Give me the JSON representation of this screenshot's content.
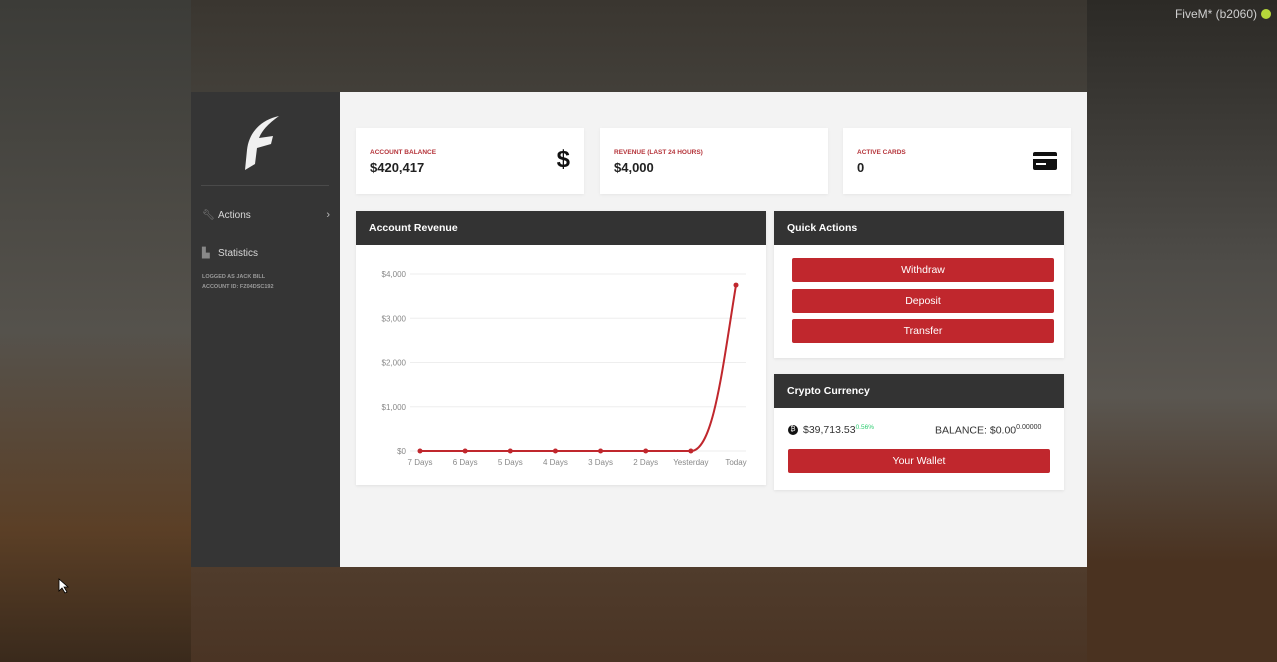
{
  "overlay": {
    "client_label": "FiveM* (b2060)"
  },
  "sidebar": {
    "items": [
      {
        "label": "Actions",
        "icon": "wrench-icon"
      },
      {
        "label": "Statistics",
        "icon": "bar-chart-icon"
      }
    ],
    "logged_as": "LOGGED AS JACK BILL",
    "account_id": "ACCOUNT ID: FZ04DSC192"
  },
  "stats": [
    {
      "label": "ACCOUNT BALANCE",
      "value": "$420,417",
      "icon": "dollar-icon"
    },
    {
      "label": "REVENUE (LAST 24 HOURS)",
      "value": "$4,000"
    },
    {
      "label": "ACTIVE CARDS",
      "value": "0",
      "icon": "credit-card-icon"
    }
  ],
  "revenue": {
    "title": "Account Revenue"
  },
  "quick_actions": {
    "title": "Quick Actions",
    "buttons": [
      "Withdraw",
      "Deposit",
      "Transfer"
    ]
  },
  "crypto": {
    "title": "Crypto Currency",
    "price": "$39,713.53",
    "change": "0.56%",
    "balance_label": "BALANCE: $0.00",
    "balance_fraction": "0.00000",
    "wallet_button": "Your Wallet",
    "change_color": "#2ecc71"
  },
  "colors": {
    "accent": "#c0272d",
    "header": "#333333",
    "sidebar": "#353535"
  },
  "chart_data": {
    "type": "line",
    "categories": [
      "7 Days",
      "6 Days",
      "5 Days",
      "4 Days",
      "3 Days",
      "2 Days",
      "Yesterday",
      "Today"
    ],
    "values": [
      0,
      0,
      0,
      0,
      0,
      0,
      0,
      3750
    ],
    "yticks": [
      "$0",
      "$1,000",
      "$2,000",
      "$3,000",
      "$4,000"
    ],
    "ylim": [
      0,
      4000
    ],
    "grid": true,
    "color": "#c0272d"
  }
}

====

Challenge => Gather all lines with the string "Days" from the data.

Task solution =>
      "7 Days",
      "6 Days",
      "5 Days",
      "4 Days",
      "3 Days",
      "2 Days",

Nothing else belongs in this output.